Task: What you return should match every record exactly, with the images removed.

Data for this task:
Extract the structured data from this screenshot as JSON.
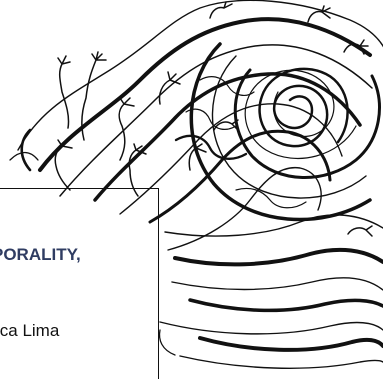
{
  "illustration": {
    "icon": "swirl-hands-drawing",
    "stroke_color": "#111111",
    "background": "#ffffff"
  },
  "text_box": {
    "title_fragment": "PORALITY,",
    "author_fragment": "ica Lima",
    "title_color": "#2f3c62"
  }
}
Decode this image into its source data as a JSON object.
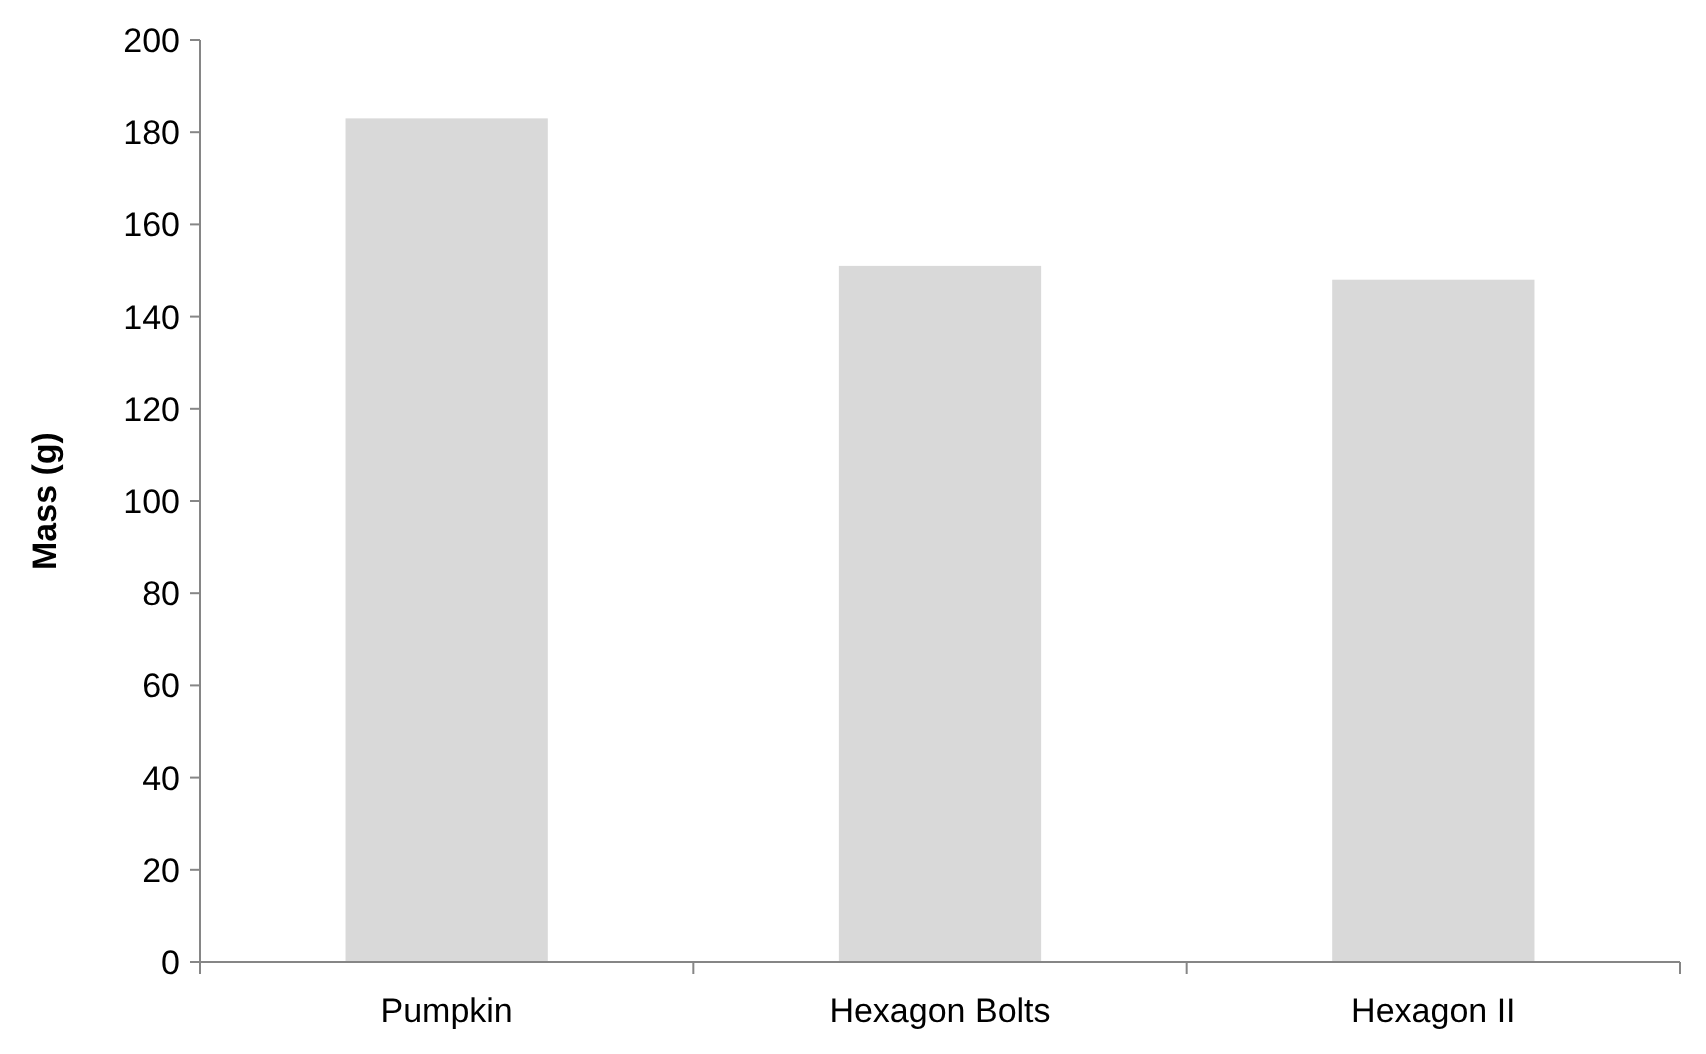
{
  "chart_data": {
    "type": "bar",
    "ylabel": "Mass (g)",
    "categories": [
      "Pumpkin",
      "Hexagon Bolts",
      "Hexagon II"
    ],
    "values": [
      183,
      151,
      148
    ],
    "color": "#d9d9d9",
    "ylim": [
      0,
      200
    ],
    "yticks": [
      0,
      20,
      40,
      60,
      80,
      100,
      120,
      140,
      160,
      180,
      200
    ],
    "grid": false
  }
}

Result for this exercise:
Extract the structured data from this screenshot as JSON.
{
  "illustration": {
    "icon": "swirl-hands-drawing",
    "stroke_color": "#111111",
    "background": "#ffffff"
  },
  "text_box": {
    "title_fragment": "PORALITY,",
    "author_fragment": "ica Lima",
    "title_color": "#2f3c62"
  }
}
Decode this image into its source data as a JSON object.
{
  "chart_data": {
    "type": "bar",
    "ylabel": "Mass (g)",
    "categories": [
      "Pumpkin",
      "Hexagon Bolts",
      "Hexagon II"
    ],
    "values": [
      183,
      151,
      148
    ],
    "color": "#d9d9d9",
    "ylim": [
      0,
      200
    ],
    "yticks": [
      0,
      20,
      40,
      60,
      80,
      100,
      120,
      140,
      160,
      180,
      200
    ],
    "grid": false
  }
}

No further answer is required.